**Instruction:**
Among the entries, which lines carry the string "true"? Copy each of them.
====
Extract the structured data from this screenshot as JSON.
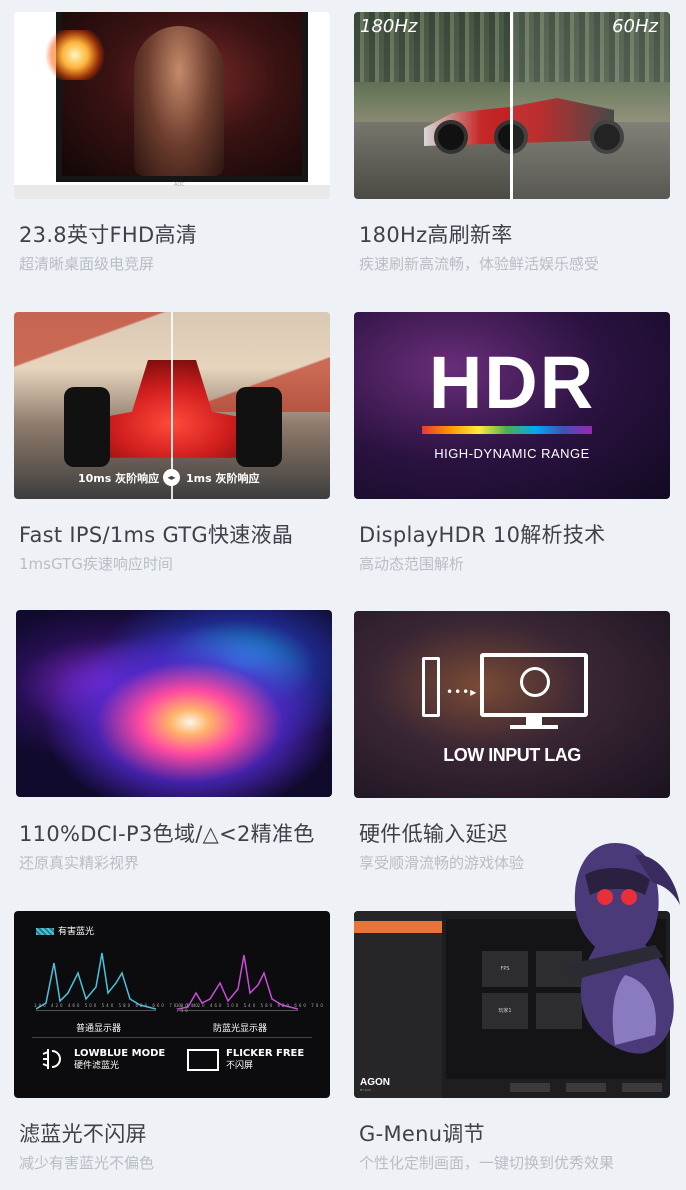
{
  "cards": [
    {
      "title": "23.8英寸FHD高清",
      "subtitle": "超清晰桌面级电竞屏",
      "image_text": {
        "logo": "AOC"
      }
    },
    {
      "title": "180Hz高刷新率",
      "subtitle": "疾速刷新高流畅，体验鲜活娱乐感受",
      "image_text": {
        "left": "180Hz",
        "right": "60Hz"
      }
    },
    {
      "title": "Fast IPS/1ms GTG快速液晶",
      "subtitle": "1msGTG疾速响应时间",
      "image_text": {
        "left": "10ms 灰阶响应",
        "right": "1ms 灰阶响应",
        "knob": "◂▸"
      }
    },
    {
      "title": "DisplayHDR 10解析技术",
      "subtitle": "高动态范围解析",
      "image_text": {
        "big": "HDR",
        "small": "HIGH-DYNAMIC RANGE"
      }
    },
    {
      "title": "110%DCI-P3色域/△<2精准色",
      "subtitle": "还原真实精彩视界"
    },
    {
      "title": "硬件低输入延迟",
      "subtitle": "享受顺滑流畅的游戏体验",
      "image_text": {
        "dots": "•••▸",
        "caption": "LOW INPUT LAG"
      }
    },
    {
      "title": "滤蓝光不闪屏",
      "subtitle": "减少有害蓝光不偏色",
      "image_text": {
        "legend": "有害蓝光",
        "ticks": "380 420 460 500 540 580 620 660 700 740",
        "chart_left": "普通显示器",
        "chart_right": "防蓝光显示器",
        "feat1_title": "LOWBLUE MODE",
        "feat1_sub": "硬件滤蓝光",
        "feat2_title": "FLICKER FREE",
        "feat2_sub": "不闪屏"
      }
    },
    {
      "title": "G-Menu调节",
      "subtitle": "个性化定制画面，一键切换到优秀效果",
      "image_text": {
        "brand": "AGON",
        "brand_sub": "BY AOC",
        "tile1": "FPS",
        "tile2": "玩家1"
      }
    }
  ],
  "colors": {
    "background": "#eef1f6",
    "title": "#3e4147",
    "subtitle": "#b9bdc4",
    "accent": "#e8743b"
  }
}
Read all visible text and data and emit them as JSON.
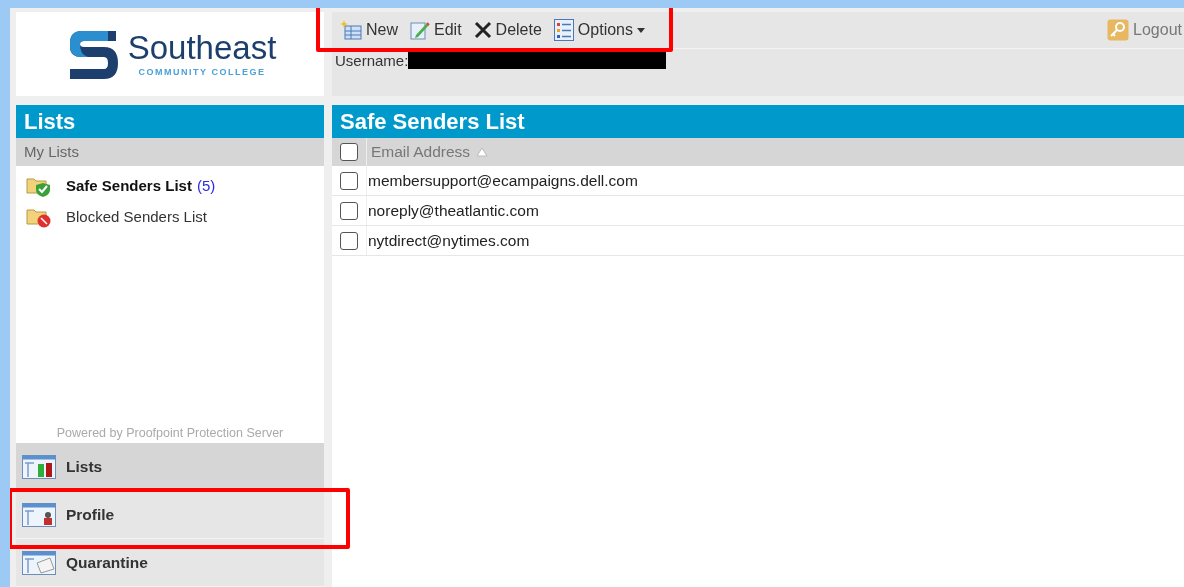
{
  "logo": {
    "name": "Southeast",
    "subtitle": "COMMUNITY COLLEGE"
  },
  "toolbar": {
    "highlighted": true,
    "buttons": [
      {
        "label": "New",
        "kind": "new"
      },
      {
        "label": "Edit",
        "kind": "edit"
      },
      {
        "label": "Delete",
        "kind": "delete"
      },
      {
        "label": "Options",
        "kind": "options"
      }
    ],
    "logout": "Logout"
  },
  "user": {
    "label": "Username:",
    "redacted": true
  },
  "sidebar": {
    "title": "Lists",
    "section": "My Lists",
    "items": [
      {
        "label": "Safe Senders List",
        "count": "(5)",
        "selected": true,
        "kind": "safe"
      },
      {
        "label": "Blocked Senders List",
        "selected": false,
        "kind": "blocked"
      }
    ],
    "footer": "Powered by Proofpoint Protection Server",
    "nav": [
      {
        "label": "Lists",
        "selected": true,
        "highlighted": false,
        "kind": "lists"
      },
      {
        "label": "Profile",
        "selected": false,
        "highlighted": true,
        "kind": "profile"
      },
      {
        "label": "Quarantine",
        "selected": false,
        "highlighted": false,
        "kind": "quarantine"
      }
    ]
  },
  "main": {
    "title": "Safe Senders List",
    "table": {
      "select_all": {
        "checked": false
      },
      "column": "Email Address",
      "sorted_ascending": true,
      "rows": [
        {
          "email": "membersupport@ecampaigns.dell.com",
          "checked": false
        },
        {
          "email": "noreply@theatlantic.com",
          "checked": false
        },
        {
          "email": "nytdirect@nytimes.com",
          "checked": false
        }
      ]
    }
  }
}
====
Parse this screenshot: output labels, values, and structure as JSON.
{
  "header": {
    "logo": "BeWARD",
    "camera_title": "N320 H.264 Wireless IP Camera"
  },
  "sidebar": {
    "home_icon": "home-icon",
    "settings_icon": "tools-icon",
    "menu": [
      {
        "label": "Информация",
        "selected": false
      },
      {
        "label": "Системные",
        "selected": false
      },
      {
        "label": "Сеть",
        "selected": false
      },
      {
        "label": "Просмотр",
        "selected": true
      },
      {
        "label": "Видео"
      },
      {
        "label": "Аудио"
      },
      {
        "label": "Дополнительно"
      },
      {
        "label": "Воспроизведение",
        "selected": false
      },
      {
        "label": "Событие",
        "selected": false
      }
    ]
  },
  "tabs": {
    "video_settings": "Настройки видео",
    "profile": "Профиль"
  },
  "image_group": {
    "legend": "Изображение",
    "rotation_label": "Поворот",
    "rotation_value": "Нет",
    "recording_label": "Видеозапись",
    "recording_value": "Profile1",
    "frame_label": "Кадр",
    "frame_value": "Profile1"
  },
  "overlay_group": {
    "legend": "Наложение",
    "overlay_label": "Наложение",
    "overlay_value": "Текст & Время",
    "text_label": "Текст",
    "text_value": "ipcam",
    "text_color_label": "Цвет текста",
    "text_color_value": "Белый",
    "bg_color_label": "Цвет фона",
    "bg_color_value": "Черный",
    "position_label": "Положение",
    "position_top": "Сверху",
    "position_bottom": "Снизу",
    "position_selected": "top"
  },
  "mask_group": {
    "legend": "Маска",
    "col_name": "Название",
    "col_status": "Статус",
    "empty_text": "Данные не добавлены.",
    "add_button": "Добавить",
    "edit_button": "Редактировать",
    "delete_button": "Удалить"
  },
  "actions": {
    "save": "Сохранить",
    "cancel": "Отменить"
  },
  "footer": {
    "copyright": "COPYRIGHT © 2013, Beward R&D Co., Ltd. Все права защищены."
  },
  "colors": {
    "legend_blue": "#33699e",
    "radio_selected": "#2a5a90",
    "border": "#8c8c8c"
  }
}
====
**Exercise output:**
    "highlighted": true,
    "redacted": true
        "selected": true,
        "selected": true,
        "highlighted": true,
      "sorted_ascending": true,
        "selected": true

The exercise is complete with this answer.